» **AIM**
Reproduce each line of the material exactly, minus any picture.

-- -- --

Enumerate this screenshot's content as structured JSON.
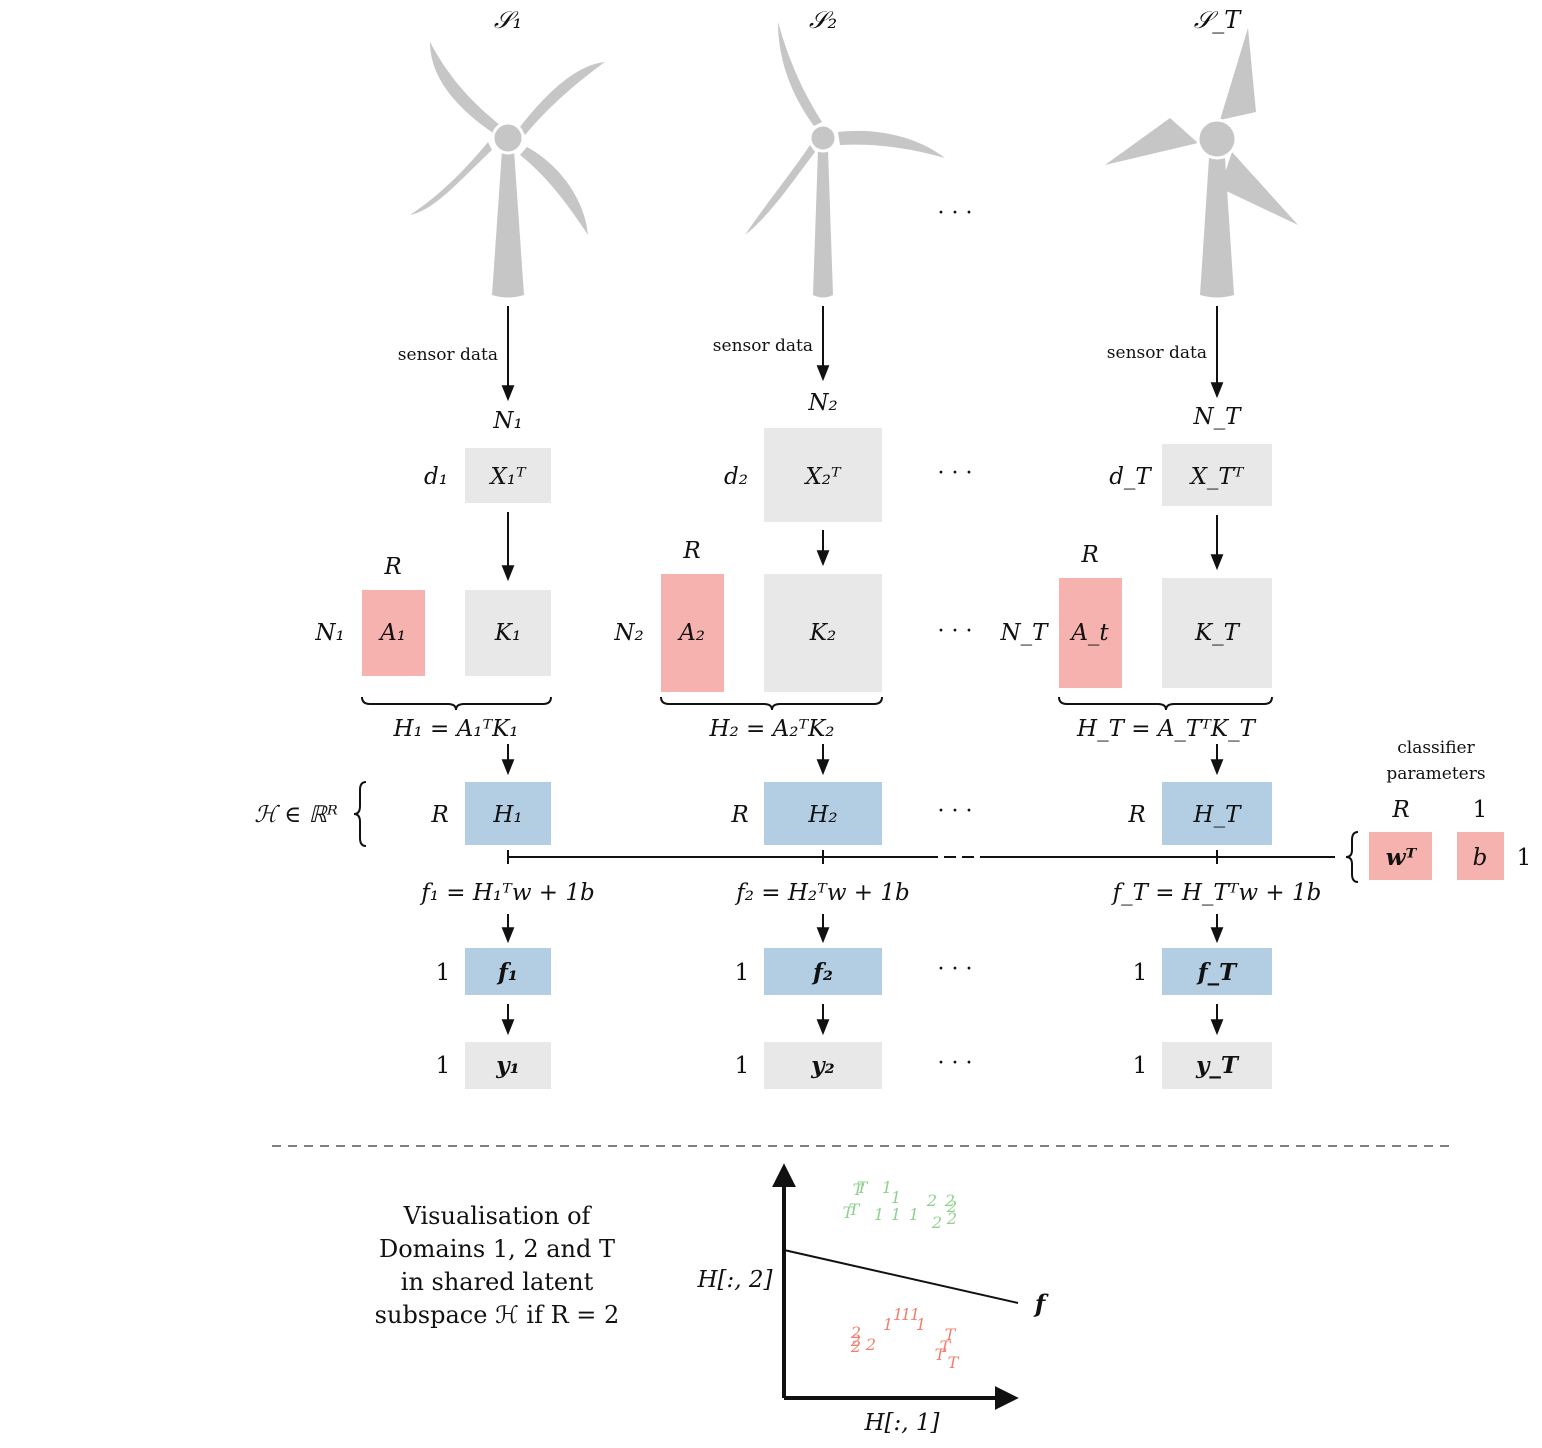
{
  "turbines": [
    {
      "label": "𝒮₁",
      "sensor": "sensor data",
      "n": "N₁",
      "d": "d₁",
      "x": "X₁ᵀ",
      "r": "R",
      "a": "A₁",
      "k": "K₁",
      "brace": "H₁ = A₁ᵀK₁",
      "hr": "R",
      "h": "H₁",
      "f_eq": "f₁ = H₁ᵀw + 1b",
      "f_dim": "1",
      "f": "f₁",
      "y_dim": "1",
      "y": "y₁",
      "n_side": "N₁"
    },
    {
      "label": "𝒮₂",
      "sensor": "sensor data",
      "n": "N₂",
      "d": "d₂",
      "x": "X₂ᵀ",
      "r": "R",
      "a": "A₂",
      "k": "K₂",
      "brace": "H₂ = A₂ᵀK₂",
      "hr": "R",
      "h": "H₂",
      "f_eq": "f₂ = H₂ᵀw + 1b",
      "f_dim": "1",
      "f": "f₂",
      "y_dim": "1",
      "y": "y₂",
      "n_side": "N₂"
    },
    {
      "label": "𝒮_T",
      "sensor": "sensor data",
      "n": "N_T",
      "d": "d_T",
      "x": "X_Tᵀ",
      "r": "R",
      "a": "A_t",
      "k": "K_T",
      "brace": "H_T = A_TᵀK_T",
      "hr": "R",
      "h": "H_T",
      "f_eq": "f_T = H_Tᵀw + 1b",
      "f_dim": "1",
      "f": "f_T",
      "y_dim": "1",
      "y": "y_T",
      "n_side": "N_T"
    }
  ],
  "ellipsis": "· · ·",
  "latent_space": "ℋ ∈ ℝᴿ",
  "classifier": {
    "title_line1": "classifier",
    "title_line2": "parameters",
    "r": "R",
    "one": "1",
    "w": "wᵀ",
    "b": "b",
    "side": "1"
  },
  "visualisation": {
    "line1": "Visualisation of",
    "line2": "Domains 1, 2 and T",
    "line3": "in shared latent",
    "line4": "subspace ℋ if R = 2",
    "ylabel": "H[:, 2]",
    "xlabel": "H[:, 1]",
    "line_label": "f",
    "points": [
      {
        "t": "T",
        "x": 858,
        "y": 1195,
        "c": "green"
      },
      {
        "t": "T",
        "x": 862,
        "y": 1193,
        "c": "green"
      },
      {
        "t": "1",
        "x": 887,
        "y": 1193,
        "c": "green"
      },
      {
        "t": "1",
        "x": 896,
        "y": 1203,
        "c": "green"
      },
      {
        "t": "T",
        "x": 848,
        "y": 1218,
        "c": "green"
      },
      {
        "t": "T",
        "x": 854,
        "y": 1215,
        "c": "green"
      },
      {
        "t": "1",
        "x": 879,
        "y": 1220,
        "c": "green"
      },
      {
        "t": "1",
        "x": 896,
        "y": 1220,
        "c": "green"
      },
      {
        "t": "1",
        "x": 914,
        "y": 1220,
        "c": "green"
      },
      {
        "t": "2",
        "x": 932,
        "y": 1206,
        "c": "green"
      },
      {
        "t": "2",
        "x": 950,
        "y": 1206,
        "c": "green"
      },
      {
        "t": "2",
        "x": 952,
        "y": 1212,
        "c": "green"
      },
      {
        "t": "2",
        "x": 937,
        "y": 1228,
        "c": "green"
      },
      {
        "t": "2",
        "x": 952,
        "y": 1224,
        "c": "green"
      },
      {
        "t": "1",
        "x": 888,
        "y": 1330,
        "c": "red"
      },
      {
        "t": "1",
        "x": 898,
        "y": 1320,
        "c": "red"
      },
      {
        "t": "1",
        "x": 906,
        "y": 1320,
        "c": "red"
      },
      {
        "t": "1",
        "x": 915,
        "y": 1320,
        "c": "red"
      },
      {
        "t": "1",
        "x": 921,
        "y": 1330,
        "c": "red"
      },
      {
        "t": "2",
        "x": 856,
        "y": 1338,
        "c": "red"
      },
      {
        "t": "2",
        "x": 856,
        "y": 1346,
        "c": "red"
      },
      {
        "t": "2",
        "x": 856,
        "y": 1352,
        "c": "red"
      },
      {
        "t": "2",
        "x": 871,
        "y": 1350,
        "c": "red"
      },
      {
        "t": "T",
        "x": 950,
        "y": 1340,
        "c": "red"
      },
      {
        "t": "T",
        "x": 945,
        "y": 1352,
        "c": "red"
      },
      {
        "t": "T",
        "x": 940,
        "y": 1360,
        "c": "red"
      },
      {
        "t": "T",
        "x": 953,
        "y": 1368,
        "c": "red"
      }
    ]
  },
  "colors": {
    "grey_box": "#e8e8e8",
    "red_box": "#f6b2ae",
    "blue_box": "#b3cde3",
    "turbine": "#c6c6c6",
    "green_pt": "#8fd08f",
    "red_pt": "#f08070"
  }
}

-- -- --

» **FULL SOLUTION**
Enumerate this screenshot's content as structured JSON.
{
  "turbines": [
    {
      "label": "𝒮₁",
      "sensor": "sensor data",
      "n": "N₁",
      "d": "d₁",
      "x": "X₁ᵀ",
      "r": "R",
      "a": "A₁",
      "k": "K₁",
      "brace": "H₁ = A₁ᵀK₁",
      "hr": "R",
      "h": "H₁",
      "f_eq": "f₁ = H₁ᵀw + 1b",
      "f_dim": "1",
      "f": "f₁",
      "y_dim": "1",
      "y": "y₁",
      "n_side": "N₁"
    },
    {
      "label": "𝒮₂",
      "sensor": "sensor data",
      "n": "N₂",
      "d": "d₂",
      "x": "X₂ᵀ",
      "r": "R",
      "a": "A₂",
      "k": "K₂",
      "brace": "H₂ = A₂ᵀK₂",
      "hr": "R",
      "h": "H₂",
      "f_eq": "f₂ = H₂ᵀw + 1b",
      "f_dim": "1",
      "f": "f₂",
      "y_dim": "1",
      "y": "y₂",
      "n_side": "N₂"
    },
    {
      "label": "𝒮_T",
      "sensor": "sensor data",
      "n": "N_T",
      "d": "d_T",
      "x": "X_Tᵀ",
      "r": "R",
      "a": "A_t",
      "k": "K_T",
      "brace": "H_T = A_TᵀK_T",
      "hr": "R",
      "h": "H_T",
      "f_eq": "f_T = H_Tᵀw + 1b",
      "f_dim": "1",
      "f": "f_T",
      "y_dim": "1",
      "y": "y_T",
      "n_side": "N_T"
    }
  ],
  "ellipsis": "· · ·",
  "latent_space": "ℋ ∈ ℝᴿ",
  "classifier": {
    "title_line1": "classifier",
    "title_line2": "parameters",
    "r": "R",
    "one": "1",
    "w": "wᵀ",
    "b": "b",
    "side": "1"
  },
  "visualisation": {
    "line1": "Visualisation of",
    "line2": "Domains 1, 2 and T",
    "line3": "in shared latent",
    "line4": "subspace ℋ if R = 2",
    "ylabel": "H[:, 2]",
    "xlabel": "H[:, 1]",
    "line_label": "f",
    "points": [
      {
        "t": "T",
        "x": 858,
        "y": 1195,
        "c": "green"
      },
      {
        "t": "T",
        "x": 862,
        "y": 1193,
        "c": "green"
      },
      {
        "t": "1",
        "x": 887,
        "y": 1193,
        "c": "green"
      },
      {
        "t": "1",
        "x": 896,
        "y": 1203,
        "c": "green"
      },
      {
        "t": "T",
        "x": 848,
        "y": 1218,
        "c": "green"
      },
      {
        "t": "T",
        "x": 854,
        "y": 1215,
        "c": "green"
      },
      {
        "t": "1",
        "x": 879,
        "y": 1220,
        "c": "green"
      },
      {
        "t": "1",
        "x": 896,
        "y": 1220,
        "c": "green"
      },
      {
        "t": "1",
        "x": 914,
        "y": 1220,
        "c": "green"
      },
      {
        "t": "2",
        "x": 932,
        "y": 1206,
        "c": "green"
      },
      {
        "t": "2",
        "x": 950,
        "y": 1206,
        "c": "green"
      },
      {
        "t": "2",
        "x": 952,
        "y": 1212,
        "c": "green"
      },
      {
        "t": "2",
        "x": 937,
        "y": 1228,
        "c": "green"
      },
      {
        "t": "2",
        "x": 952,
        "y": 1224,
        "c": "green"
      },
      {
        "t": "1",
        "x": 888,
        "y": 1330,
        "c": "red"
      },
      {
        "t": "1",
        "x": 898,
        "y": 1320,
        "c": "red"
      },
      {
        "t": "1",
        "x": 906,
        "y": 1320,
        "c": "red"
      },
      {
        "t": "1",
        "x": 915,
        "y": 1320,
        "c": "red"
      },
      {
        "t": "1",
        "x": 921,
        "y": 1330,
        "c": "red"
      },
      {
        "t": "2",
        "x": 856,
        "y": 1338,
        "c": "red"
      },
      {
        "t": "2",
        "x": 856,
        "y": 1346,
        "c": "red"
      },
      {
        "t": "2",
        "x": 856,
        "y": 1352,
        "c": "red"
      },
      {
        "t": "2",
        "x": 871,
        "y": 1350,
        "c": "red"
      },
      {
        "t": "T",
        "x": 950,
        "y": 1340,
        "c": "red"
      },
      {
        "t": "T",
        "x": 945,
        "y": 1352,
        "c": "red"
      },
      {
        "t": "T",
        "x": 940,
        "y": 1360,
        "c": "red"
      },
      {
        "t": "T",
        "x": 953,
        "y": 1368,
        "c": "red"
      }
    ]
  },
  "colors": {
    "grey_box": "#e8e8e8",
    "red_box": "#f6b2ae",
    "blue_box": "#b3cde3",
    "turbine": "#c6c6c6",
    "green_pt": "#8fd08f",
    "red_pt": "#f08070"
  }
}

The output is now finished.